▶ **DATA FOR THIS TASK**
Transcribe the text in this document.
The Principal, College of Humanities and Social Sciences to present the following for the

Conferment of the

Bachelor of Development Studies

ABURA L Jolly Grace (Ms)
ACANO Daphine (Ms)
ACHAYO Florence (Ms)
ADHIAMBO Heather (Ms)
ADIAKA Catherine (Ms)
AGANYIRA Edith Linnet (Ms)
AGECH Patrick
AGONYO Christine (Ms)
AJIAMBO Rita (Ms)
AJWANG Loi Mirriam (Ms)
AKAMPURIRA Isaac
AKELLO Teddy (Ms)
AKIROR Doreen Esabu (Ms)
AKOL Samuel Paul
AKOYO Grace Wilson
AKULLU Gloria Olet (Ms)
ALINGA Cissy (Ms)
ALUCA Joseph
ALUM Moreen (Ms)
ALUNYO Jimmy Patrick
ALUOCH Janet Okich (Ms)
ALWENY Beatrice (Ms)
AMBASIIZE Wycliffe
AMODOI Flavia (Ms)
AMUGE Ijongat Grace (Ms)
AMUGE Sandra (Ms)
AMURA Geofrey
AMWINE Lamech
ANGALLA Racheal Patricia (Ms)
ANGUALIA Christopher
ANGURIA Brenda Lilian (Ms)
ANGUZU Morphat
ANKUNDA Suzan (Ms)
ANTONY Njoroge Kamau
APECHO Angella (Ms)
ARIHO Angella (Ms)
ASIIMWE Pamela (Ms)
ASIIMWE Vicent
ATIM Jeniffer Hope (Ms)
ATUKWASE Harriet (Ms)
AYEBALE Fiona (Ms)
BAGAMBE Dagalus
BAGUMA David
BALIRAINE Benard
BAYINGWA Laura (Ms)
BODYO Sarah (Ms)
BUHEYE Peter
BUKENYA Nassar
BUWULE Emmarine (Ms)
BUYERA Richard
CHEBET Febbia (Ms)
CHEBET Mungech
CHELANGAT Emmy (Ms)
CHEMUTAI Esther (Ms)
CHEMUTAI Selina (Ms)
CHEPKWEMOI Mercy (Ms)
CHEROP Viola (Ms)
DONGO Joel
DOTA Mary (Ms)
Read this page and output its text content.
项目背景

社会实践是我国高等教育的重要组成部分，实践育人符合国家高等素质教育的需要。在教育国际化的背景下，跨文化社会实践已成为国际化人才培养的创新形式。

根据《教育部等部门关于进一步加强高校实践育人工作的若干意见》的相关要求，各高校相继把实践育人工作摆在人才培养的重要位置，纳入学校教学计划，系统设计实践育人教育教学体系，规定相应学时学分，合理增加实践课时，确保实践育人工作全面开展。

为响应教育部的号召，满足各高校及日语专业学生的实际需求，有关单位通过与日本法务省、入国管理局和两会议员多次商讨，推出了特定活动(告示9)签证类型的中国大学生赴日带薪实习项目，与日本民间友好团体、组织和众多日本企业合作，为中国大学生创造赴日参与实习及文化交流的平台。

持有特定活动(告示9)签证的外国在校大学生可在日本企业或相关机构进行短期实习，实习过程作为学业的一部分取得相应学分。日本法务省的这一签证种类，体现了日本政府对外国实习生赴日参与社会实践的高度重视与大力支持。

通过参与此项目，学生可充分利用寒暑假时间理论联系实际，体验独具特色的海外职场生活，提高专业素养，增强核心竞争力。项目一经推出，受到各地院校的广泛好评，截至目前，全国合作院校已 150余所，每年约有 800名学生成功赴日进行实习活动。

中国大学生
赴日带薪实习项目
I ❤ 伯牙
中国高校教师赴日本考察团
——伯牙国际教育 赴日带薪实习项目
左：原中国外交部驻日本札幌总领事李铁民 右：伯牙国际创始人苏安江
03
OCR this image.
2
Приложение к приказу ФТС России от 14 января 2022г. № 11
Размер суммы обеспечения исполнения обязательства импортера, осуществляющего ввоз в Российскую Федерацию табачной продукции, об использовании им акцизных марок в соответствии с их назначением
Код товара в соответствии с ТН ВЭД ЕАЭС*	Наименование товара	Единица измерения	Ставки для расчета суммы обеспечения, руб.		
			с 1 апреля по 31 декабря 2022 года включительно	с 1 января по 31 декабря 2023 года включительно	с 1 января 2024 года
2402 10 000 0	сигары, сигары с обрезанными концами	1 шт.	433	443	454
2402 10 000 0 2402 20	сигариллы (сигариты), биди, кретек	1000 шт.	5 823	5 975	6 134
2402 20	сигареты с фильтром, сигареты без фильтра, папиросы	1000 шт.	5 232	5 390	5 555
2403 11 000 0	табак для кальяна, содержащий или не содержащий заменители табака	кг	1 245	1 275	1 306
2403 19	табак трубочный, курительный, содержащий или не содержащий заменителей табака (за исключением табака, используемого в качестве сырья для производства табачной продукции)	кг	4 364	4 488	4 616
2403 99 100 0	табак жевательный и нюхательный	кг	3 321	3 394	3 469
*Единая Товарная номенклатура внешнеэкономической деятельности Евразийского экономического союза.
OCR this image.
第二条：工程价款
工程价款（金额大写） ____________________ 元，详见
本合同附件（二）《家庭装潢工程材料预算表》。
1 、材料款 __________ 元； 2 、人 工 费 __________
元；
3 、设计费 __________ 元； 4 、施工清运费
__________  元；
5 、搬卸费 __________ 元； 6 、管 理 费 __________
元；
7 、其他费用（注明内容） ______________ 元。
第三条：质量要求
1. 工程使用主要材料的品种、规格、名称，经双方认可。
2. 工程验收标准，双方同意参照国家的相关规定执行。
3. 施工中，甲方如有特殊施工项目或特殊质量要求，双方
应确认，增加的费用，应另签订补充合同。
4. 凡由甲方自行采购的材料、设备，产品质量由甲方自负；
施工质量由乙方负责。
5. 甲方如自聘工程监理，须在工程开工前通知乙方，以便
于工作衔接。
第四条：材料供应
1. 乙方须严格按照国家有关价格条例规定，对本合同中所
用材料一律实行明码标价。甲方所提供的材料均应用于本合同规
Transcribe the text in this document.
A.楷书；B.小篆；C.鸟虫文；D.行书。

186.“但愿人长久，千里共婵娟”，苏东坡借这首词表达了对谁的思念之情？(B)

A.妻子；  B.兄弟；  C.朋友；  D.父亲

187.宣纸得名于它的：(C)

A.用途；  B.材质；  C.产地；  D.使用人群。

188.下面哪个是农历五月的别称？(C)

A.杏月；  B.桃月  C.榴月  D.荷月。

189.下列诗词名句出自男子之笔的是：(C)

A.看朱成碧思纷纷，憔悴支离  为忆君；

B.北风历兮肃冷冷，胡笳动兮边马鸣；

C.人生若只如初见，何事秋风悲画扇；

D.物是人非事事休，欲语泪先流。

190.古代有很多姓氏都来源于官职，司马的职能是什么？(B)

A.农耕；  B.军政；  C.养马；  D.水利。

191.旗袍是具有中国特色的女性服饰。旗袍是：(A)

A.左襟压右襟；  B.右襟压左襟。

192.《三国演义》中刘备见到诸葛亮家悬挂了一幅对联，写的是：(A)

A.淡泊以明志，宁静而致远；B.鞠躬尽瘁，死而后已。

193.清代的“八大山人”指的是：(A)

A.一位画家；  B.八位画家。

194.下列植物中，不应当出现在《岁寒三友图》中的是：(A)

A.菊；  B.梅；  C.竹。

▶ **EXERCISE DETAILS**
Pull out all lines from the entries above that include the word "AMUGE".

▶ **EXERCISE RESPONSE**
AMUGE Ijongat Grace (Ms)
AMUGE Sandra (Ms)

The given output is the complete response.